Source records>
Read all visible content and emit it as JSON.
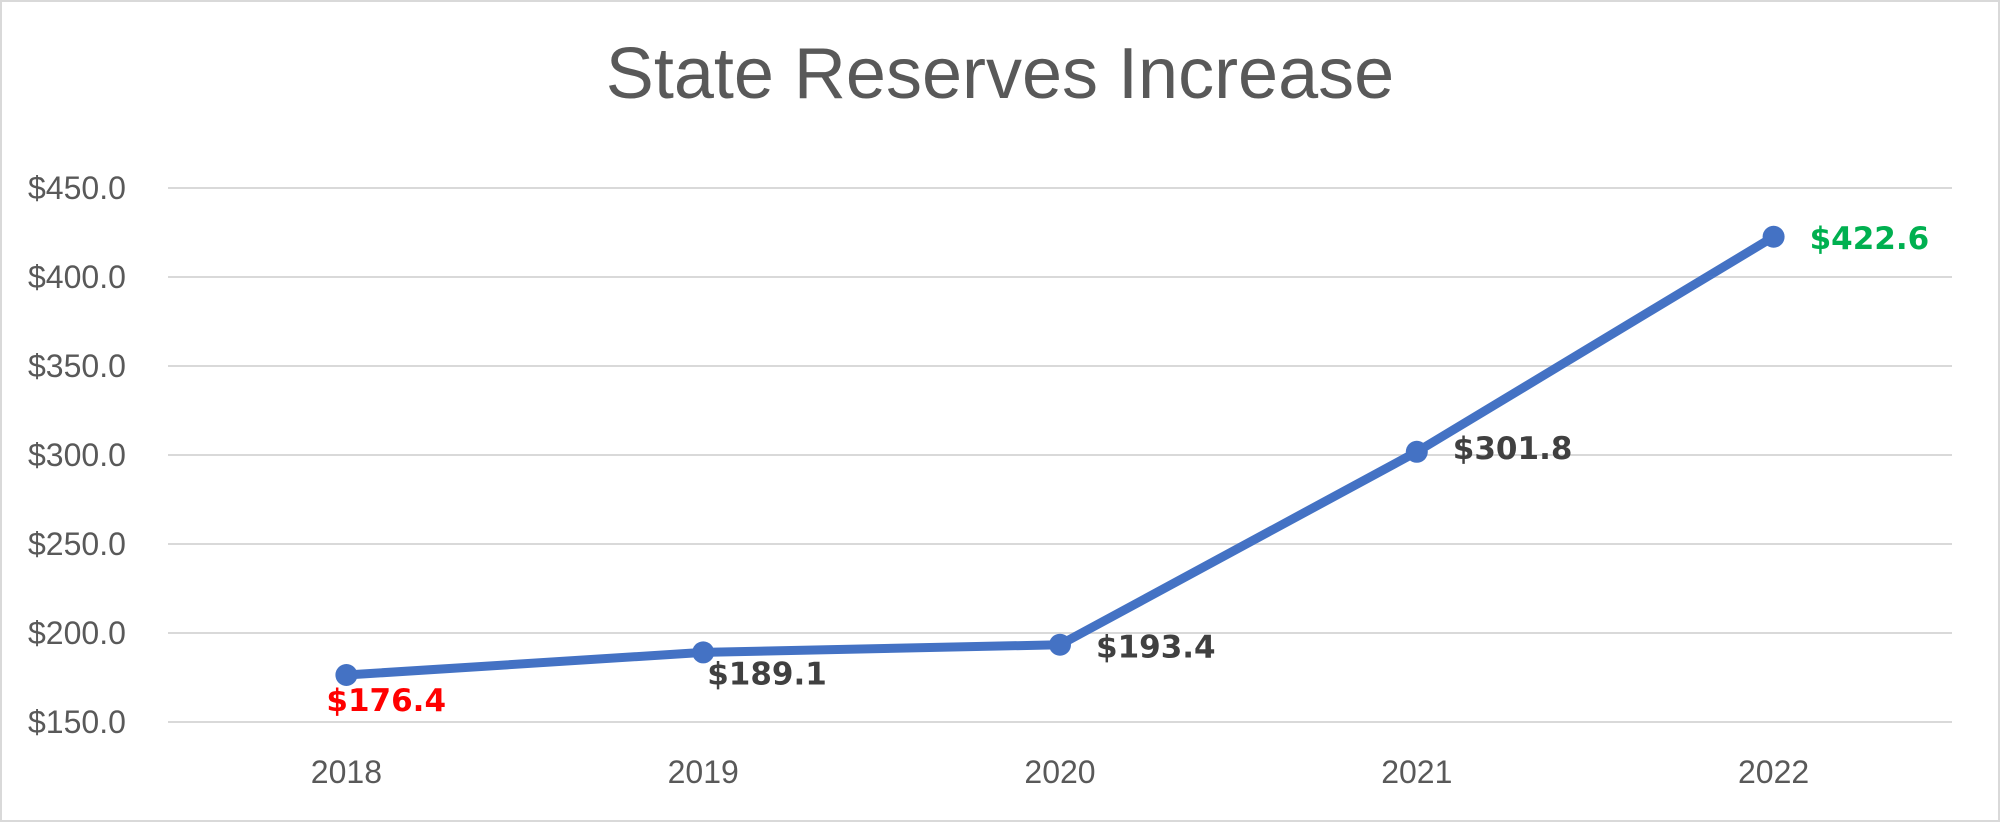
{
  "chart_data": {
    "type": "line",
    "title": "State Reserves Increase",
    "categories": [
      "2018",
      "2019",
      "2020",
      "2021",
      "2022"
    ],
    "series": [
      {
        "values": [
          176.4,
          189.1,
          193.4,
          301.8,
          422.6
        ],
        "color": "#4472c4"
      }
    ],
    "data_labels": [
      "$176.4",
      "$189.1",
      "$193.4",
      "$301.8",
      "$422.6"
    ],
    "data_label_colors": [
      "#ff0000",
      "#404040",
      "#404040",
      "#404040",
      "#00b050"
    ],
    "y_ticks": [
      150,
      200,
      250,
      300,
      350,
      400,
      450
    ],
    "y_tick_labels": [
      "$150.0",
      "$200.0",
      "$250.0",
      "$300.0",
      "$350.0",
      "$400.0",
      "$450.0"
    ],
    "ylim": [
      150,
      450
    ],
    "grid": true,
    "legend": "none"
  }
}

Exercise aim>
Make a verbatim copy of all the entries and strip out the pictures.

Exercise response>
Read all visible content and emit it as JSON.
{
  "chart_data": {
    "type": "line",
    "title": "State Reserves Increase",
    "categories": [
      "2018",
      "2019",
      "2020",
      "2021",
      "2022"
    ],
    "series": [
      {
        "values": [
          176.4,
          189.1,
          193.4,
          301.8,
          422.6
        ],
        "color": "#4472c4"
      }
    ],
    "data_labels": [
      "$176.4",
      "$189.1",
      "$193.4",
      "$301.8",
      "$422.6"
    ],
    "data_label_colors": [
      "#ff0000",
      "#404040",
      "#404040",
      "#404040",
      "#00b050"
    ],
    "y_ticks": [
      150,
      200,
      250,
      300,
      350,
      400,
      450
    ],
    "y_tick_labels": [
      "$150.0",
      "$200.0",
      "$250.0",
      "$300.0",
      "$350.0",
      "$400.0",
      "$450.0"
    ],
    "ylim": [
      150,
      450
    ],
    "grid": true,
    "legend": "none"
  }
}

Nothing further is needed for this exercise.